START
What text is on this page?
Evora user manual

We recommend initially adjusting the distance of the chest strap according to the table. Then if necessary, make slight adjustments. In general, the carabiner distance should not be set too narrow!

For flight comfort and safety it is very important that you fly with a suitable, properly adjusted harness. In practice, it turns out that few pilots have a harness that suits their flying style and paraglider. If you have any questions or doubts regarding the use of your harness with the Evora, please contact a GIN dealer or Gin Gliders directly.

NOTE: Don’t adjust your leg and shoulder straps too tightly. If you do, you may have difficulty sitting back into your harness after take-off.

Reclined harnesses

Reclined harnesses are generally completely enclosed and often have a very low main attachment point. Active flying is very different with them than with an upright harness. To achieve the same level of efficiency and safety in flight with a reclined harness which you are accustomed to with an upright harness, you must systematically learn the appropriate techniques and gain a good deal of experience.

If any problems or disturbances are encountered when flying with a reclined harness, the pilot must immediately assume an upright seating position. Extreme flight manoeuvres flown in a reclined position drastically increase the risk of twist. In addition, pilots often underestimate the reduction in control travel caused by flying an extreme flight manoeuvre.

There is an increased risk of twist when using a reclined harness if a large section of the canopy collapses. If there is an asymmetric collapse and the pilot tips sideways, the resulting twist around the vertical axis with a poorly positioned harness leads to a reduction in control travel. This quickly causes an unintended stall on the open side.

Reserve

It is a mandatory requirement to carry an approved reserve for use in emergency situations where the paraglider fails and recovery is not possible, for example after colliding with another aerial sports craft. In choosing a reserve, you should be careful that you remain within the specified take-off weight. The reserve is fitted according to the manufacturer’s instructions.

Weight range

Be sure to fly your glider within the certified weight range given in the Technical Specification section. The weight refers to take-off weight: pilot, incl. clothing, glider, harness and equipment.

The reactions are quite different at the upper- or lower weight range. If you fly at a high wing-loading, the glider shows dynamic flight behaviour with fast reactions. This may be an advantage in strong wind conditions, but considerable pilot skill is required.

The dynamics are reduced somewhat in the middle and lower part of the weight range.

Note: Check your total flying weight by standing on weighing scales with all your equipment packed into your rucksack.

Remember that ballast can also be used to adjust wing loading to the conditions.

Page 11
END
§ **EXERCISE REQUIREMENTS**
Reproduce the listing shown above in its entirety, exactly.

§ **THE RESPONSE**
What text is on this page?
Evora user manual

We recommend initially adjusting the distance of the chest strap according to the table. Then if necessary, make slight adjustments. In general, the carabiner distance should not be set too narrow!

For flight comfort and safety it is very important that you fly with a suitable, properly adjusted harness. In practice, it turns out that few pilots have a harness that suits their flying style and paraglider. If you have any questions or doubts regarding the use of your harness with the Evora, please contact a GIN dealer or Gin Gliders directly.

NOTE: Don’t adjust your leg and shoulder straps too tightly. If you do, you may have difficulty sitting back into your harness after take-off.

Reclined harnesses

Reclined harnesses are generally completely enclosed and often have a very low main attachment point. Active flying is very different with them than with an upright harness. To achieve the same level of efficiency and safety in flight with a reclined harness which you are accustomed to with an upright harness, you must systematically learn the appropriate techniques and gain a good deal of experience.

If any problems or disturbances are encountered when flying with a reclined harness, the pilot must immediately assume an upright seating position. Extreme flight manoeuvres flown in a reclined position drastically increase the risk of twist. In addition, pilots often underestimate the reduction in control travel caused by flying an extreme flight manoeuvre.

There is an increased risk of twist when using a reclined harness if a large section of the canopy collapses. If there is an asymmetric collapse and the pilot tips sideways, the resulting twist around the vertical axis with a poorly positioned harness leads to a reduction in control travel. This quickly causes an unintended stall on the open side.

Reserve

It is a mandatory requirement to carry an approved reserve for use in emergency situations where the paraglider fails and recovery is not possible, for example after colliding with another aerial sports craft. In choosing a reserve, you should be careful that you remain within the specified take-off weight. The reserve is fitted according to the manufacturer’s instructions.

Weight range

Be sure to fly your glider within the certified weight range given in the Technical Specification section. The weight refers to take-off weight: pilot, incl. clothing, glider, harness and equipment.

The reactions are quite different at the upper- or lower weight range. If you fly at a high wing-loading, the glider shows dynamic flight behaviour with fast reactions. This may be an advantage in strong wind conditions, but considerable pilot skill is required.

The dynamics are reduced somewhat in the middle and lower part of the weight range.

Note: Check your total flying weight by standing on weighing scales with all your equipment packed into your rucksack.

Remember that ballast can also be used to adjust wing loading to the conditions.

Page 11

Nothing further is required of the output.